_Extrait de texte_
========================
8La violence fait aussi partie de la vie de Sabrina. Elle appartient à la première génération de filles qui ont pu aller à l’école après la chute des talibans. Mais ses oncles s’opposent à son désir affirmé de recevoir une instruction et elle est fréquemment battue. Elle se rappelle une soirée particulièrement terrible où son oncle l’a frappée avec un câble puis l’a mise à la porte, si bien qu’elle a dû passer une partie de la nuit dans le froid de l’hiver, jusqu’à ce que sa mère, désobéissant aux ordres de l’oncle, la laisse rentrer dans la maison. Elle réussit malgré tout à l’école et se débrouille même pour obtenir une bourse qui lui offre la possibilité de partir en Inde étudier à l’université. Les hommes du village sont furieux de son départ. À leurs yeux, elle brise un tabou et pourrait devenir un exemple pour les autres femmes. Après une réunion à la mosquée locale, les hommes essaient de pousser la mère de Sabrina à faire revenir sa fille. Si celle-ci l’avait fait, Sabrina aurait été, dès son retour, lapidée jusqu’à la mort, elle en est certaine. Elle décide donc de quitter le pays en emmenant sa mère et son plus jeune frère, et vient en Allemagne. Aujourd’hui, elle se prépare à poursuivre ses études universitaires. Elle n’a plus à subir de violence, et elle n’a plus peur. Cela ressemble bien à un exil vers l’Allemagne, le pays de la sécurité et de la liberté.
========================
[Entrées tirées d'une collection]

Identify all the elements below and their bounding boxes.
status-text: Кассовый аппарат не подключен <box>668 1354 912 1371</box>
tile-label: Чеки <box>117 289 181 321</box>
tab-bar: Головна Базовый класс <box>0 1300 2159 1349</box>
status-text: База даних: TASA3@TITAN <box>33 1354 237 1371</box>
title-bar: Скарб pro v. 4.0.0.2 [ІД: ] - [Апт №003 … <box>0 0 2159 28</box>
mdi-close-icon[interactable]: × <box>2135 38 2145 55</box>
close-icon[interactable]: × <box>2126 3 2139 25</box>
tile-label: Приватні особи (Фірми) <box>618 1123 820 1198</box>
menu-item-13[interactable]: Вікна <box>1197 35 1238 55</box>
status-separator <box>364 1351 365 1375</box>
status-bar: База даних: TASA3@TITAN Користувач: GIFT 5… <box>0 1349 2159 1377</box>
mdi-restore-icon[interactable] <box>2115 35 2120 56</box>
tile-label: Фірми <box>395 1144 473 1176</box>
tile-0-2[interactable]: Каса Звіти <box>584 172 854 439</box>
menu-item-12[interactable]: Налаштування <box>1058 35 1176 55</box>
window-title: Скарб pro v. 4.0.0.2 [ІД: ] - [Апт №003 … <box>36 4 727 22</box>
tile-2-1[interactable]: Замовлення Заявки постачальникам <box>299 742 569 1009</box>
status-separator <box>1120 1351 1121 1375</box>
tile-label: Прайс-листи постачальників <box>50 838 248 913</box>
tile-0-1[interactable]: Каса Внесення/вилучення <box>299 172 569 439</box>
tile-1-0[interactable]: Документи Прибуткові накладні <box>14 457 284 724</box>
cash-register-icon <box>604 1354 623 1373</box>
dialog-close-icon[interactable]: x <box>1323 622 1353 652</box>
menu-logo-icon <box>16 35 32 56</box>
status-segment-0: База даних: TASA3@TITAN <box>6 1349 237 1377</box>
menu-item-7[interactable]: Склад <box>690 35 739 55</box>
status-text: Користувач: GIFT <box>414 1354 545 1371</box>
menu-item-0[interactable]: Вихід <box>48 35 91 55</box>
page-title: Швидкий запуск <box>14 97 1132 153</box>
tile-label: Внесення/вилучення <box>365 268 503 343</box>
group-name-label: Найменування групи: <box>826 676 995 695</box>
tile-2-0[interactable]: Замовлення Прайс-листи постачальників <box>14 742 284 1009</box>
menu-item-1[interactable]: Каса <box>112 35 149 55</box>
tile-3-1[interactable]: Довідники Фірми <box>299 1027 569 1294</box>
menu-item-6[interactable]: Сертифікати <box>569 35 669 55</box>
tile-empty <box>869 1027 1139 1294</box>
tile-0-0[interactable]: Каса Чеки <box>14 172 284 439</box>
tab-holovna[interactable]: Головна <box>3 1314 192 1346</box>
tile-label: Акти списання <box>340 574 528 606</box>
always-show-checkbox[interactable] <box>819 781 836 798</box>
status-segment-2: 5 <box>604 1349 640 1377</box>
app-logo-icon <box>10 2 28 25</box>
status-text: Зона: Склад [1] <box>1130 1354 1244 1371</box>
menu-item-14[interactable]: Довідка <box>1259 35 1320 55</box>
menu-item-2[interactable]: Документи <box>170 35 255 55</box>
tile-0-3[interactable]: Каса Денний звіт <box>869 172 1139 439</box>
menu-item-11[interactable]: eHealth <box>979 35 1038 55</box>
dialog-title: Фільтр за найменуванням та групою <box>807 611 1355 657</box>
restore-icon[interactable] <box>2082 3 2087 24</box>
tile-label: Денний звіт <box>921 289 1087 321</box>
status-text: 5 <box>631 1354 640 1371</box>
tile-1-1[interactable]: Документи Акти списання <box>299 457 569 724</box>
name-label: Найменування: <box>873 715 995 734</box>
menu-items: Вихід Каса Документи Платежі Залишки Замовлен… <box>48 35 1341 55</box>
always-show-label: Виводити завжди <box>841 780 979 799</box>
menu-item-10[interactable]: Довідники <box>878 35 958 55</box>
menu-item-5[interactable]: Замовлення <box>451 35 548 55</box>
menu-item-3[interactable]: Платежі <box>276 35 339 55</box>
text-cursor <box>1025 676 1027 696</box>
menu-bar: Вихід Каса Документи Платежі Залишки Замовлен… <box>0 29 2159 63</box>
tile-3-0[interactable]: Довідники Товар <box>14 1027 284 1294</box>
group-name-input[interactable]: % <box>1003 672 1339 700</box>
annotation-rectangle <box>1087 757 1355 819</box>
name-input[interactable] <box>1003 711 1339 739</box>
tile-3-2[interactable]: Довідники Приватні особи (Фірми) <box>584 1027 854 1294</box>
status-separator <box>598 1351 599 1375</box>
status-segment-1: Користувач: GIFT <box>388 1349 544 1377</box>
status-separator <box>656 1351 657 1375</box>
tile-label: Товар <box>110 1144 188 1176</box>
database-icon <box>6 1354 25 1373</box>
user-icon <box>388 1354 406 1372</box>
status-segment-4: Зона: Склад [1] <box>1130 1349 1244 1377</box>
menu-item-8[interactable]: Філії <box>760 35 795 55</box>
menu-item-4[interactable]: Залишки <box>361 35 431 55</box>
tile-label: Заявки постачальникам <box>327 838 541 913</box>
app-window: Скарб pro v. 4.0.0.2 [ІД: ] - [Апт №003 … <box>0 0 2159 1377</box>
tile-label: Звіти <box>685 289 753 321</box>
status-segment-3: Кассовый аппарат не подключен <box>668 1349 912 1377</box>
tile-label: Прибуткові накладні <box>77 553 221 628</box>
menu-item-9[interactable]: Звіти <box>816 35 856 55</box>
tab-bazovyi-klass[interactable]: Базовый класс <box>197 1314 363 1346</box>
========================
_Exercices_
**1)** Reprenez sous forme de liste le paragraphe du passage sur Sabrina où figure « La violence fait aussi partie de la vie de Sabrina », en gardant ses faits principaux.
**2)** Écrivez la suite du passage sur Sabrina, à partir de sa dernière phrase.
Les entrées constituent un support à part, distinct du passage sur Sabrina.

_Réponses attendues_
**1)**
- Sabrina fait partie de la première génération de filles qui ont pu aller à l'école après la chute des talibans.
- Ses oncles s'opposent à son désir d'instruction et la battent souvent. Un soir d'hiver, un oncle la frappe avec un câble et la met dehors. Sa mère la fait rentrer en désobéissant à cet oncle.
- Elle réussit à l'école et obtient une bourse pour étudier à l'université en Inde.
- Les hommes du village, furieux, voient dans son départ la rupture d'un tabou et un exemple dangereux pour les autres femmes.
- Après une réunion à la mosquée, ils poussent sa mère à la faire revenir. Sabrina est certaine qu'à son retour elle aurait été lapidée jusqu'à la mort.
- Elle quitte le pays avec sa mère et son plus jeune frère et s'installe en Allemagne.
- Elle s'y prépare à poursuivre ses études universitaires. Elle ne subit plus de violence et n'a plus peur.

**2)**
9Pourtant, présenter Sabrina comme la victime d’une société qui opprime les femmes jusqu’à son arrivée en Allemagne serait un récit partiel de son parcours. Son histoire n’est pas celle d’une victime ayant besoin de secours pour échapper aux dangers d’une culture oppressive. C’est plutôt une histoire d’accomplissements, racontée avec une immense fierté. Affrontant les obstacles, elle réussit à l’école et devient la meilleure élève de sa classe ; elle participe même à un concours télévisé où elle démontre ses talents. Elle arrive seconde – la première place revenant à une fille dont les parents sont très influents, remarque-t-elle avec amertume – et gagne non seulement une somme d’argent conséquente, mais aussi un iPhone, un ordinateur portable, plusieurs articles ménagers. Elle reçoit même une parcelle de terrain dont la vente lui a permis de financer son voyage vers l’Allemagne. De sa propre initiative, Sabrina apprend aussi l’anglais avec un professeur qui lui donne des cours privés chez lui, dans un village voisin. Elle tire bientôt un revenu de ses compétences linguistiques, offrant des cours de langue pour une somme modique aux filles et aux femmes de son village. Plus tard, elle enseigne dans une prestigieuse école de langues de Mazar-i-Sharif et donne des leçons particulières aux filles d’hommes d’affaires et de politiciens locaux. Ses études sont la source d’un véritable enrichissement.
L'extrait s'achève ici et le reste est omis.